● **To do**
Type out all the records word for word. Any pictures are to be left out.

● **Items listed in a dataset**

┌──

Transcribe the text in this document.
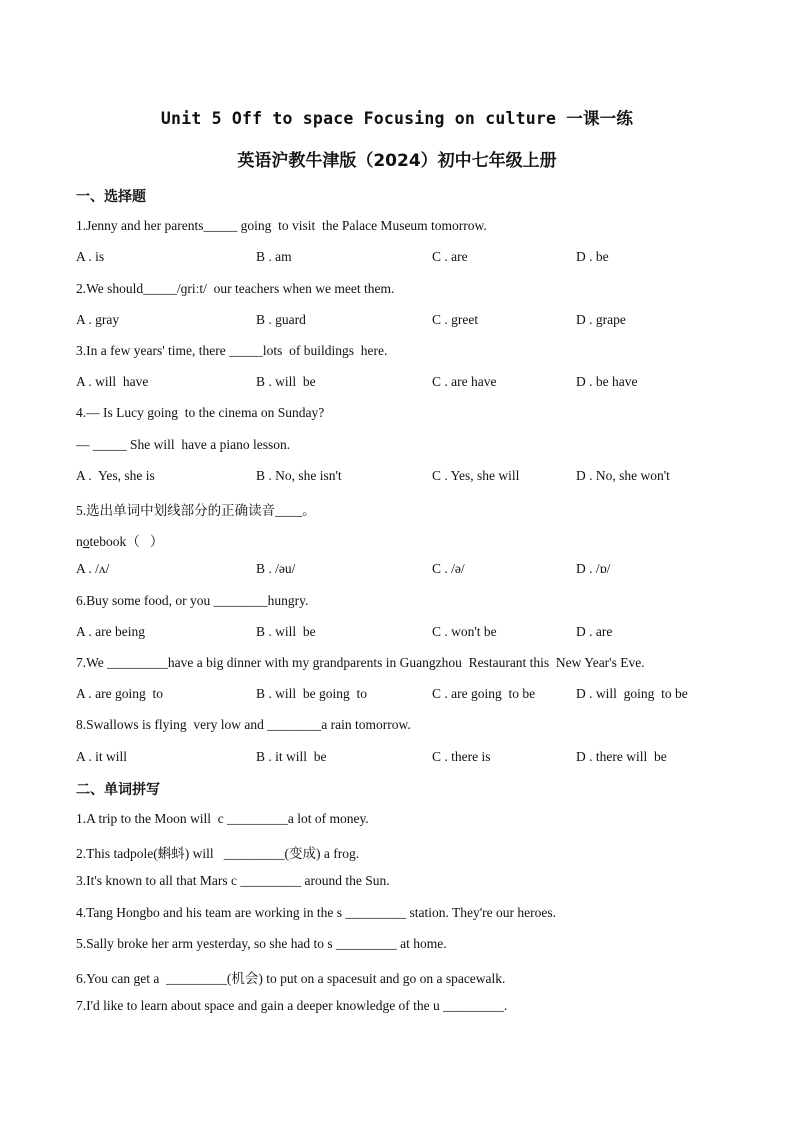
Unit 5 Off to space Focusing on culture 一课一练
英语沪教牛津版（2024）初中七年级上册
一、选择题
1.Jenny and her parents_____ going  to visit  the Palace Museum tomorrow.
A . is	B . am	C . are	D . be
2.We should_____/ɡriːt/  our teachers when we meet them.
A . gray	B . guard	C . greet	D . grape
3.In a few years' time, there _____lots  of buildings  here.
A . will  have	B . will  be	C . are have	D . be have
4.— Is Lucy going  to the cinema on Sunday?
— _____ She will  have a piano lesson.
A .  Yes, she is	B . No, she isn't	C . Yes, she will	D . No, she won't
5.选出单词中划线部分的正确读音____。
notebook（   ）
A . /ʌ/	B . /əu/	C . /ə/	D . /ɒ/
6.Buy some food, or you ________hungry.
A . are being	B . will  be	C . won't be	D . are
7.We _________have a big dinner with my grandparents in Guangzhou  Restaurant this  New Year's Eve.
A . are going  to	B . will  be going  to	C . are going  to be	D . will  going  to be
8.Swallows is flying  very low and ________a rain tomorrow.
A . it will	B . it will  be	C . there is	D . there will  be
二、单词拼写
1.A trip to the Moon will  c _________a lot of money.
2.This tadpole(蝌蚪) will   _________(变成) a frog.
3.It's known to all that Mars c _________ around the Sun.
4.Tang Hongbo and his team are working in the s _________ station. They're our heroes.
5.Sally broke her arm yesterday, so she had to s _________ at home.
6.You can get a  _________(机会) to put on a spacesuit and go on a spacewalk.
7.I'd like to learn about space and gain a deeper knowledge of the u _________.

└──

● **Result of this exercise**
Transcribe the text in this document.
Unit 5 Off to space Focusing on culture 一课一练
英语沪教牛津版（2024）初中七年级上册
一、选择题
1.Jenny and her parents_____ going  to visit  the Palace Museum tomorrow.
A . is	B . am	C . are	D . be
2.We should_____/ɡriːt/  our teachers when we meet them.
A . gray	B . guard	C . greet	D . grape
3.In a few years' time, there _____lots  of buildings  here.
A . will  have	B . will  be	C . are have	D . be have
4.— Is Lucy going  to the cinema on Sunday?
— _____ She will  have a piano lesson.
A .  Yes, she is	B . No, she isn't	C . Yes, she will	D . No, she won't
5.选出单词中划线部分的正确读音____。
notebook（   ）
A . /ʌ/	B . /əu/	C . /ə/	D . /ɒ/
6.Buy some food, or you ________hungry.
A . are being	B . will  be	C . won't be	D . are
7.We _________have a big dinner with my grandparents in Guangzhou  Restaurant this  New Year's Eve.
A . are going  to	B . will  be going  to	C . are going  to be	D . will  going  to be
8.Swallows is flying  very low and ________a rain tomorrow.
A . it will	B . it will  be	C . there is	D . there will  be
二、单词拼写
1.A trip to the Moon will  c _________a lot of money.
2.This tadpole(蝌蚪) will   _________(变成) a frog.
3.It's known to all that Mars c _________ around the Sun.
4.Tang Hongbo and his team are working in the s _________ station. They're our heroes.
5.Sally broke her arm yesterday, so she had to s _________ at home.
6.You can get a  _________(机会) to put on a spacesuit and go on a spacewalk.
7.I'd like to learn about space and gain a deeper knowledge of the u _________.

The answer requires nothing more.